= BAGIAN TEKS =

Bertolak belakang dengan apa yang kerap dilontarkan oleh para penganut aliran fanatik ultra-liberal seperti tokoh komedian satire asal Amerika, Bill Maher. Ternyata, fakta menunjukkan bahwa orang-orang Muslim tidak lebih banyak melakukan kekerasan dibanding dengan para penganut agama-agama lain.
Salah satu indikatornya adalah tingkat kejahatan yang terkait pembunuhan. Di mayoritas dunia Islam, angka kejahatan terkait pembunuhan jauh lebih rendah jika dibandingkan dengan kejahatan sejenis di AS. Dalam hal kekerasan bermotif politik, sejarah mencatat bahwa orang-orang Kristen di abad ke-20 telah membunuh puluhan juta manusia di dua perang dunia (WWI dan WWII) dan di era kolonialisme yang sangat represif.
Pembunuhan masal ini konon tidak terjadi karena orang-orang Kristen Eropa itu lebih buruk atau berbeda dengan umat manusia lainnya. Tetapi, karena mereka adalah orang-orang yang pertama kali melakukan industrialisasi perang, dan dalam rangka mencari sebuah model suatu bangsa, terkadang fakta sejarah tersebut dicoba untuk dikaburkan. Mereka berdalih dengan suatu alasan bahwa aksi pembunuhan puluhan juta manusia itu mereka – orang-orang Eropa – lakukan bukan dengan mengatasnamakan agama, tetapi atas nama nasionalisme.
Agama dan nasionalisme
Sesungguhnya hal itu sangat naïf, karena di Eropa, agama dan nasionalisme sangat erat berhubungan. Monarkhi Inggris adalah pemimpin Gereja Inggris, dan tradisi semacam ini masih terus berlangsung hingga paling tidak lima puluh tahun pertama abad ke-20 berjalan. Gereja Swedia merupakan Gereja resmi nasional. Bagaimana dengan Spanyol, apakah benar tidak ada keterkaitan sama sekali dengan agama Katolik? Apakah gereja dan perasaan Francisco Franco terkait gereja tersebut tidak berperan dalam Perang Sipil? Lalu apa bedanya?
Dengan premis dan argumentasi yang sama, mayoritas kekerasan yang dilakukan oleh Muslim seharusnya dianggap bahwa hal itu dilakukan juga atas nama nasionalisme modern atau motif non-agama.

= CUPLIKAN ENTRI =
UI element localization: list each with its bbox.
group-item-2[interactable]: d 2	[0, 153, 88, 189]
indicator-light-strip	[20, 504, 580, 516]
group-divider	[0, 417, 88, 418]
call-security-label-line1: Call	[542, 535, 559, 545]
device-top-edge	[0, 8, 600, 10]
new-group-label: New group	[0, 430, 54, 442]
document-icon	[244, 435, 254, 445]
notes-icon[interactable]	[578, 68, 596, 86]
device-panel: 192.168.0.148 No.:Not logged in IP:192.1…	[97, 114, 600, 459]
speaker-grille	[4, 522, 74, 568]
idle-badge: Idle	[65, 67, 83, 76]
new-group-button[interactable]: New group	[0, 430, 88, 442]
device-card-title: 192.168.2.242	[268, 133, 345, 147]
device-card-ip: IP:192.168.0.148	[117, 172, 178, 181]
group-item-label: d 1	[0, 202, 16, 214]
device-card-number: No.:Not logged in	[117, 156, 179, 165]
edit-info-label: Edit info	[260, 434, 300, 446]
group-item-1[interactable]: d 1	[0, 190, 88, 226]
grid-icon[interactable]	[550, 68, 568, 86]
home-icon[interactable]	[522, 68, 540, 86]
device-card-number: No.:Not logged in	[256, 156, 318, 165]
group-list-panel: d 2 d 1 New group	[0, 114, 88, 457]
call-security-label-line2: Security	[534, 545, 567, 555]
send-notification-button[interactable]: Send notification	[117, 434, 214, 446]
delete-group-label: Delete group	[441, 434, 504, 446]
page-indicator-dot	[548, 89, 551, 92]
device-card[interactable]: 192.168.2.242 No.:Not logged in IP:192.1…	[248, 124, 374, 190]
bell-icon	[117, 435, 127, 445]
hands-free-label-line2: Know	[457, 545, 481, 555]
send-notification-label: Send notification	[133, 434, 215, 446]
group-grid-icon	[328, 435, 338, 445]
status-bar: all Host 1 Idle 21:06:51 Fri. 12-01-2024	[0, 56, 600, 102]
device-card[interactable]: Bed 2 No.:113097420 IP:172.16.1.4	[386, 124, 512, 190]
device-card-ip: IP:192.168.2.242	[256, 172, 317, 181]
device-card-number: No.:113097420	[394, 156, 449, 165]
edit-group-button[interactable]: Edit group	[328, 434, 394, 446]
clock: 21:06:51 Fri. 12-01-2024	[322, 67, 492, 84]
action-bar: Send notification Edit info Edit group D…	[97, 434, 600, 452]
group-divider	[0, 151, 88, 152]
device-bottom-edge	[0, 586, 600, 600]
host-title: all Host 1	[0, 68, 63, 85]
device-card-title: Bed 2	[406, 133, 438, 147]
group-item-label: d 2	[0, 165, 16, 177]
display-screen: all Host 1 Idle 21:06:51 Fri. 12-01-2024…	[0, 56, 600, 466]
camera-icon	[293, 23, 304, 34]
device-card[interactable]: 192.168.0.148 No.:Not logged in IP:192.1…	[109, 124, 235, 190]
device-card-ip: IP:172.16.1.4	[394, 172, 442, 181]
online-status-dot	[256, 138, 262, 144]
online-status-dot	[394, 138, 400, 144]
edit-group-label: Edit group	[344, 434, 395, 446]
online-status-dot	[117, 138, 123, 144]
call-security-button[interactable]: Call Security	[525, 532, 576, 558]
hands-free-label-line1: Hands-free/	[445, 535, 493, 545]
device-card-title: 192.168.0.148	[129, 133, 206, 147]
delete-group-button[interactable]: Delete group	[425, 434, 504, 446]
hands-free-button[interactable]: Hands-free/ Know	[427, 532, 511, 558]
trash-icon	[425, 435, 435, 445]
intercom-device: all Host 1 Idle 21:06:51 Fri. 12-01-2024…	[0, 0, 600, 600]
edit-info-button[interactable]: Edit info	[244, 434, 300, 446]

= SOAL LATIHAN =
Salin lagi teks tentang agama dan kekerasan, semuanya dari "Dengan premis dan" hingga ke "atau motif non-agama.", dengan "premis" diganti menjadi "dasar pemikiran".

= JAWABAN LATIHAN =
Dengan dasar pemikiran dan argumentasi yang sama, mayoritas kekerasan yang dilakukan oleh Muslim seharusnya dianggap bahwa hal itu dilakukan juga atas nama nasionalisme modern atau motif non-agama.